### What the task asks
Repeat the lines that follow, leaving nothing out.

Entries taken from a collection:
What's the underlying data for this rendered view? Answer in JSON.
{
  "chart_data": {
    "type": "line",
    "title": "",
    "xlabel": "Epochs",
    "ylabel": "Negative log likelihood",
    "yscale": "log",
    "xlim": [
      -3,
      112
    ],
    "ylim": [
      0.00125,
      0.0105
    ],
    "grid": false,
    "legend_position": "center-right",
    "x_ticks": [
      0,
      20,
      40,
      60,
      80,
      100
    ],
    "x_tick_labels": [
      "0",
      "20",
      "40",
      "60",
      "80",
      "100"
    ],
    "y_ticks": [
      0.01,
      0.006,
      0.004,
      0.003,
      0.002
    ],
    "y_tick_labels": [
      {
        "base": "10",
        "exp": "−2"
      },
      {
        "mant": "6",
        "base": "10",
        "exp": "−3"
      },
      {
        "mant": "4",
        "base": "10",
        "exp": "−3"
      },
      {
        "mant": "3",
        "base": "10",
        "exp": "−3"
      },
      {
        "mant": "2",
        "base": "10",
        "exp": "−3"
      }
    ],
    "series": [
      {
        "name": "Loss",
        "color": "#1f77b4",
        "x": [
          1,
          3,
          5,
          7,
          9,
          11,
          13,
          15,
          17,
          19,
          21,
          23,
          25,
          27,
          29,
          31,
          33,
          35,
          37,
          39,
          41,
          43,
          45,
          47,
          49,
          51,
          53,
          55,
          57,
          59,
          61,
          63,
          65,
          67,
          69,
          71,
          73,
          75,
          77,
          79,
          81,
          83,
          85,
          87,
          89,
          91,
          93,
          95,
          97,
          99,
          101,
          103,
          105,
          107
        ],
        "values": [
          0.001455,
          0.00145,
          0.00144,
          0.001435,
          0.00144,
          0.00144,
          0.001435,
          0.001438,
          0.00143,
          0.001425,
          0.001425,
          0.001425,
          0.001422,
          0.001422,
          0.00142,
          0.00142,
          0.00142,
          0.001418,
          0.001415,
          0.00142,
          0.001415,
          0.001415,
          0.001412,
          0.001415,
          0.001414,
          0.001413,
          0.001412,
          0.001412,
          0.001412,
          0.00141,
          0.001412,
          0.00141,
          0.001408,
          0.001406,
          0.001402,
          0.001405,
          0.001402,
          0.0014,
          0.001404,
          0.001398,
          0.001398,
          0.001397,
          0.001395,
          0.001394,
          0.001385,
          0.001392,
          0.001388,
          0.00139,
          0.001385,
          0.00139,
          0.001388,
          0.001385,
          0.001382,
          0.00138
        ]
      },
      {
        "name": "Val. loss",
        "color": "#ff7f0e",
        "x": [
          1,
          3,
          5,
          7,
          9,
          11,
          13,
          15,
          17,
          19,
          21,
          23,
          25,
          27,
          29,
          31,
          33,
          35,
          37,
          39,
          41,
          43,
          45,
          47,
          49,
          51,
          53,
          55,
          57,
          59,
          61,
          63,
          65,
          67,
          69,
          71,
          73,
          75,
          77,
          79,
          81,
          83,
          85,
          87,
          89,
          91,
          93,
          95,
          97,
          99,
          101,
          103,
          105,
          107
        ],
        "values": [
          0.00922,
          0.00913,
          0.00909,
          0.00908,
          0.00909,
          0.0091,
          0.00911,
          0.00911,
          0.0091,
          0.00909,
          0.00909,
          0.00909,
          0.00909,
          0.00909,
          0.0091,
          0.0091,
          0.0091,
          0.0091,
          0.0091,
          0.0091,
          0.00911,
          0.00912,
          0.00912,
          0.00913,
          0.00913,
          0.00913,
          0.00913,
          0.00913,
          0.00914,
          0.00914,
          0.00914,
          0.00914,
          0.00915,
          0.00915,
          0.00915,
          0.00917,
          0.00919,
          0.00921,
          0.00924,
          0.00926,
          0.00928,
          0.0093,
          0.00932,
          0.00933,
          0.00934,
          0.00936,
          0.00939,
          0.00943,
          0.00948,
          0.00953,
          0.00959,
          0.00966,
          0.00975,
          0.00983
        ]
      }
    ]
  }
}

### The solution
What's the underlying data for this rendered view? Answer in JSON.
{
  "chart_data": {
    "type": "line",
    "title": "",
    "xlabel": "Epochs",
    "ylabel": "Negative log likelihood",
    "yscale": "log",
    "xlim": [
      -3,
      112
    ],
    "ylim": [
      0.00125,
      0.0105
    ],
    "grid": false,
    "legend_position": "center-right",
    "x_ticks": [
      0,
      20,
      40,
      60,
      80,
      100
    ],
    "x_tick_labels": [
      "0",
      "20",
      "40",
      "60",
      "80",
      "100"
    ],
    "y_ticks": [
      0.01,
      0.006,
      0.004,
      0.003,
      0.002
    ],
    "y_tick_labels": [
      {
        "base": "10",
        "exp": "−2"
      },
      {
        "mant": "6",
        "base": "10",
        "exp": "−3"
      },
      {
        "mant": "4",
        "base": "10",
        "exp": "−3"
      },
      {
        "mant": "3",
        "base": "10",
        "exp": "−3"
      },
      {
        "mant": "2",
        "base": "10",
        "exp": "−3"
      }
    ],
    "series": [
      {
        "name": "Loss",
        "color": "#1f77b4",
        "x": [
          1,
          3,
          5,
          7,
          9,
          11,
          13,
          15,
          17,
          19,
          21,
          23,
          25,
          27,
          29,
          31,
          33,
          35,
          37,
          39,
          41,
          43,
          45,
          47,
          49,
          51,
          53,
          55,
          57,
          59,
          61,
          63,
          65,
          67,
          69,
          71,
          73,
          75,
          77,
          79,
          81,
          83,
          85,
          87,
          89,
          91,
          93,
          95,
          97,
          99,
          101,
          103,
          105,
          107
        ],
        "values": [
          0.001455,
          0.00145,
          0.00144,
          0.001435,
          0.00144,
          0.00144,
          0.001435,
          0.001438,
          0.00143,
          0.001425,
          0.001425,
          0.001425,
          0.001422,
          0.001422,
          0.00142,
          0.00142,
          0.00142,
          0.001418,
          0.001415,
          0.00142,
          0.001415,
          0.001415,
          0.001412,
          0.001415,
          0.001414,
          0.001413,
          0.001412,
          0.001412,
          0.001412,
          0.00141,
          0.001412,
          0.00141,
          0.001408,
          0.001406,
          0.001402,
          0.001405,
          0.001402,
          0.0014,
          0.001404,
          0.001398,
          0.001398,
          0.001397,
          0.001395,
          0.001394,
          0.001385,
          0.001392,
          0.001388,
          0.00139,
          0.001385,
          0.00139,
          0.001388,
          0.001385,
          0.001382,
          0.00138
        ]
      },
      {
        "name": "Val. loss",
        "color": "#ff7f0e",
        "x": [
          1,
          3,
          5,
          7,
          9,
          11,
          13,
          15,
          17,
          19,
          21,
          23,
          25,
          27,
          29,
          31,
          33,
          35,
          37,
          39,
          41,
          43,
          45,
          47,
          49,
          51,
          53,
          55,
          57,
          59,
          61,
          63,
          65,
          67,
          69,
          71,
          73,
          75,
          77,
          79,
          81,
          83,
          85,
          87,
          89,
          91,
          93,
          95,
          97,
          99,
          101,
          103,
          105,
          107
        ],
        "values": [
          0.00922,
          0.00913,
          0.00909,
          0.00908,
          0.00909,
          0.0091,
          0.00911,
          0.00911,
          0.0091,
          0.00909,
          0.00909,
          0.00909,
          0.00909,
          0.00909,
          0.0091,
          0.0091,
          0.0091,
          0.0091,
          0.0091,
          0.0091,
          0.00911,
          0.00912,
          0.00912,
          0.00913,
          0.00913,
          0.00913,
          0.00913,
          0.00913,
          0.00914,
          0.00914,
          0.00914,
          0.00914,
          0.00915,
          0.00915,
          0.00915,
          0.00917,
          0.00919,
          0.00921,
          0.00924,
          0.00926,
          0.00928,
          0.0093,
          0.00932,
          0.00933,
          0.00934,
          0.00936,
          0.00939,
          0.00943,
          0.00948,
          0.00953,
          0.00959,
          0.00966,
          0.00975,
          0.00983
        ]
      }
    ]
  }
}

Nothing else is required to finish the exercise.